■ Set problem
Hunt for the word "informaciones" across the entries below, copying each line that holds it.

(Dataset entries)
************

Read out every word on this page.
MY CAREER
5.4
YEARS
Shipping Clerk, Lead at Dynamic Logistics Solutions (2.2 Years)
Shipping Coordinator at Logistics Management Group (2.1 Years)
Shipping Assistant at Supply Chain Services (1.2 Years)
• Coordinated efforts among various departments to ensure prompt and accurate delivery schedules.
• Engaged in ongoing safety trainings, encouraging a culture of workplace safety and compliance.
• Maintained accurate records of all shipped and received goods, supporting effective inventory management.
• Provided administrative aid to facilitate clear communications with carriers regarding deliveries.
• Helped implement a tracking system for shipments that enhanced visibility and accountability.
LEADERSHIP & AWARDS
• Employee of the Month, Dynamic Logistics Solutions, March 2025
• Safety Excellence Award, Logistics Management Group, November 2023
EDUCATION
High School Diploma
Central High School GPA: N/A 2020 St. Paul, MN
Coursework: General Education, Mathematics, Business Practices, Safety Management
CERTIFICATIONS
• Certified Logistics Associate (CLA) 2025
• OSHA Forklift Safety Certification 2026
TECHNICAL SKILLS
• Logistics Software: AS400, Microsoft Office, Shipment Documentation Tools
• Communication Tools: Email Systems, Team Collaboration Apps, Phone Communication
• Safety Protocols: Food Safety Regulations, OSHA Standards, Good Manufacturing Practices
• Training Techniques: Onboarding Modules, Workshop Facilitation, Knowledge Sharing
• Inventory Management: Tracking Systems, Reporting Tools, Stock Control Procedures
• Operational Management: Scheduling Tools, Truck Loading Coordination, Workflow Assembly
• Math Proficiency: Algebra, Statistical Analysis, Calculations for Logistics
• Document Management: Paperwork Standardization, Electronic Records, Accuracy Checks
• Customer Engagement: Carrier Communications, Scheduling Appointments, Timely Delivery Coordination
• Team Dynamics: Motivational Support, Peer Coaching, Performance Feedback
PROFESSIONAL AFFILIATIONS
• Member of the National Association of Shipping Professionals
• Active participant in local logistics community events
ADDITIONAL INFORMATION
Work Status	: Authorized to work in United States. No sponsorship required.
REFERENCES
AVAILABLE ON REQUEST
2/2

************

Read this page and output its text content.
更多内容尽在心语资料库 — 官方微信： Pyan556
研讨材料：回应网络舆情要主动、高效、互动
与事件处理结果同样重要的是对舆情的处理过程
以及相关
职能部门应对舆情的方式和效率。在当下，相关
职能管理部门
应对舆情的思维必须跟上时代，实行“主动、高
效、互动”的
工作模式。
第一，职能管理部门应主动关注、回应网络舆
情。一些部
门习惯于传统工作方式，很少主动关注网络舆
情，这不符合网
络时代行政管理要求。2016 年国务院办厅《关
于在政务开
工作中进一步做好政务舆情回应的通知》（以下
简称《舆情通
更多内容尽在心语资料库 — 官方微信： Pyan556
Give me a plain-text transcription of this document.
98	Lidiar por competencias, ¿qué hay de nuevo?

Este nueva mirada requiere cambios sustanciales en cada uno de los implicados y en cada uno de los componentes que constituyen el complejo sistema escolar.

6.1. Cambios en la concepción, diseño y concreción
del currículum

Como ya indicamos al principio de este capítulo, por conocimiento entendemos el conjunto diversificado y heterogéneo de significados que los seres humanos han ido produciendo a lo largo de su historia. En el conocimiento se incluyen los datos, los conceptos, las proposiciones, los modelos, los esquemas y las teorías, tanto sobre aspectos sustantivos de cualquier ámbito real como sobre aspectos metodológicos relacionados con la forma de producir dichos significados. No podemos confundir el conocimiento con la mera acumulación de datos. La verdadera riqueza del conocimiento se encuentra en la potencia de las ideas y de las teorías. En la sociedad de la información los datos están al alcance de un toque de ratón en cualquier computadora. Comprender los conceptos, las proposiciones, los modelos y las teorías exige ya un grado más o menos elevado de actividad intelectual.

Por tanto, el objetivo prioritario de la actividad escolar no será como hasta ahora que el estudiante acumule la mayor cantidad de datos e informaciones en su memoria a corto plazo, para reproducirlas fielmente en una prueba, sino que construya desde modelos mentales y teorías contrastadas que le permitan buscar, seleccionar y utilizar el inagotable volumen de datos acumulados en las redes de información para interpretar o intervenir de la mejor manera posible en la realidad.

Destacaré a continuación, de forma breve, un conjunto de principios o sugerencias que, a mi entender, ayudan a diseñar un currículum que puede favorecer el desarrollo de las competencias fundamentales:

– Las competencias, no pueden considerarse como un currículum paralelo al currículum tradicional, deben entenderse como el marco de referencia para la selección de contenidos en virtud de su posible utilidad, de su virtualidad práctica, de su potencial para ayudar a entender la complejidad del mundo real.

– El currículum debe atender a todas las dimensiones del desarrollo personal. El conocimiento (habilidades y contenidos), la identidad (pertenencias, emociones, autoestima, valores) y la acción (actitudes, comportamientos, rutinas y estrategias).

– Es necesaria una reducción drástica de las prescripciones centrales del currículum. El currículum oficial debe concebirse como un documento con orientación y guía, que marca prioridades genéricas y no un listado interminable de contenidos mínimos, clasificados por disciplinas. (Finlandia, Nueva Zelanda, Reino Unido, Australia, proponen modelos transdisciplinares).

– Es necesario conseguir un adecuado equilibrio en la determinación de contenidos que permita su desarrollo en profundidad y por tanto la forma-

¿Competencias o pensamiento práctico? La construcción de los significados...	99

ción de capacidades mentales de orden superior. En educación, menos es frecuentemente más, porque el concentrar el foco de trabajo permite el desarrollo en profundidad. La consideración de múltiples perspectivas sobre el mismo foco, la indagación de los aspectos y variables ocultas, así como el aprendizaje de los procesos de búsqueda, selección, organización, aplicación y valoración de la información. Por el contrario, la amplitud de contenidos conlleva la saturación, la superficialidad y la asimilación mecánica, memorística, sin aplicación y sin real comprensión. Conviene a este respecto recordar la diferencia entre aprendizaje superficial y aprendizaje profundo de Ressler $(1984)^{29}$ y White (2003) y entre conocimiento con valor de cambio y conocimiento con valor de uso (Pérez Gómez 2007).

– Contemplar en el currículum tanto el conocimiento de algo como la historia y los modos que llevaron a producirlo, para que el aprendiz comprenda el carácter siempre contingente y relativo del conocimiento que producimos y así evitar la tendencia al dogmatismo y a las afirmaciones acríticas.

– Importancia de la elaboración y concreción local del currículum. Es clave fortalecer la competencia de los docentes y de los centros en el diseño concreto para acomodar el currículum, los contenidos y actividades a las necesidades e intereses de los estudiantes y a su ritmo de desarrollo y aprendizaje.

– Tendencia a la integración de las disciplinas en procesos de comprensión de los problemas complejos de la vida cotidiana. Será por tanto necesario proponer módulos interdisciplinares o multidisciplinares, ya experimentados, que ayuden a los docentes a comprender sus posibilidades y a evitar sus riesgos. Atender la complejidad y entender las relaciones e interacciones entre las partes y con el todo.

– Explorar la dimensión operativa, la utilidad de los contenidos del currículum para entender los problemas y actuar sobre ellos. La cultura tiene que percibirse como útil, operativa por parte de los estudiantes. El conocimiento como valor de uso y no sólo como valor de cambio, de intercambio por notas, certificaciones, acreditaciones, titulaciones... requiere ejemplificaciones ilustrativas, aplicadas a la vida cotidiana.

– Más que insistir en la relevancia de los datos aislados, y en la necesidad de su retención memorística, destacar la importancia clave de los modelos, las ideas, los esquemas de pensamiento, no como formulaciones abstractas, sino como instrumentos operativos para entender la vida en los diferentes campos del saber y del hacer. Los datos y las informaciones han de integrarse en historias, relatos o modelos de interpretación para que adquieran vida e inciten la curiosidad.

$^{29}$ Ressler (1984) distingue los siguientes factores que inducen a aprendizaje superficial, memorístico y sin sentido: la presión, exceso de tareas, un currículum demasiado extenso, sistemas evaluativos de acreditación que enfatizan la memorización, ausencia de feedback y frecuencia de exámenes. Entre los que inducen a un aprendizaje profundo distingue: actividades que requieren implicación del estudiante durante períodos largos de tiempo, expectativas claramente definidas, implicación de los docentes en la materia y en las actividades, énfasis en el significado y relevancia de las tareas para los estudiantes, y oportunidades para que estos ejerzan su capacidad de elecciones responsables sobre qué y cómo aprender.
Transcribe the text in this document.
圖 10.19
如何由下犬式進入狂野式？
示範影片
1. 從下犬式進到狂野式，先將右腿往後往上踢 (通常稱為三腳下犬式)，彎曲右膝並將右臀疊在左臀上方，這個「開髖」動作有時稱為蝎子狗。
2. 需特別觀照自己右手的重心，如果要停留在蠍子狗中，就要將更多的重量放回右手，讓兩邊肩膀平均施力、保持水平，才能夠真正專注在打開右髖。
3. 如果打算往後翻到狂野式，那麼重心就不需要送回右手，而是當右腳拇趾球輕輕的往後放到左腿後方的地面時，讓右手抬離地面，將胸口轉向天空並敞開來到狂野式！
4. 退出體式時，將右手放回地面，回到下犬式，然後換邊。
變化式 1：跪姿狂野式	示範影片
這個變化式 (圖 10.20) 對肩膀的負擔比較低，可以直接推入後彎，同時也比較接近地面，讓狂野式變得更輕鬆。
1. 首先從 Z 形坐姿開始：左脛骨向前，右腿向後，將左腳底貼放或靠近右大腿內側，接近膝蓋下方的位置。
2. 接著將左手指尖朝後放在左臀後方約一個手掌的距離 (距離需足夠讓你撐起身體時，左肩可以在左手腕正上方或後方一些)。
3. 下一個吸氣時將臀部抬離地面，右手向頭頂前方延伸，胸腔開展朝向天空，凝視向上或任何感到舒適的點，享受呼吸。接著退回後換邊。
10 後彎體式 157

************

■ Exercise result
Por tanto, el objetivo prioritario de la actividad escolar no será como hasta ahora que el estudiante acumule la mayor cantidad de datos e informaciones en su memoria a corto plazo, para reproducirlas fielmente en una prueba, sino que construya desde modelos mentales y teorías contrastadas que le permitan buscar, seleccionar y utilizar el inagotable volumen de datos acumulados en las redes de información para interpretar o intervenir de la mejor manera posible en la realidad.
– Más que insistir en la relevancia de los datos aislados, y en la necesidad de su retención memorística, destacar la importancia clave de los modelos, las ideas, los esquemas de pensamiento, no como formulaciones abstractas, sino como instrumentos operativos para entender la vida en los diferentes campos del saber y del hacer. Los datos y las informaciones han de integrarse en historias, relatos o modelos de interpretación para que adquieran vida e inciten la curiosidad.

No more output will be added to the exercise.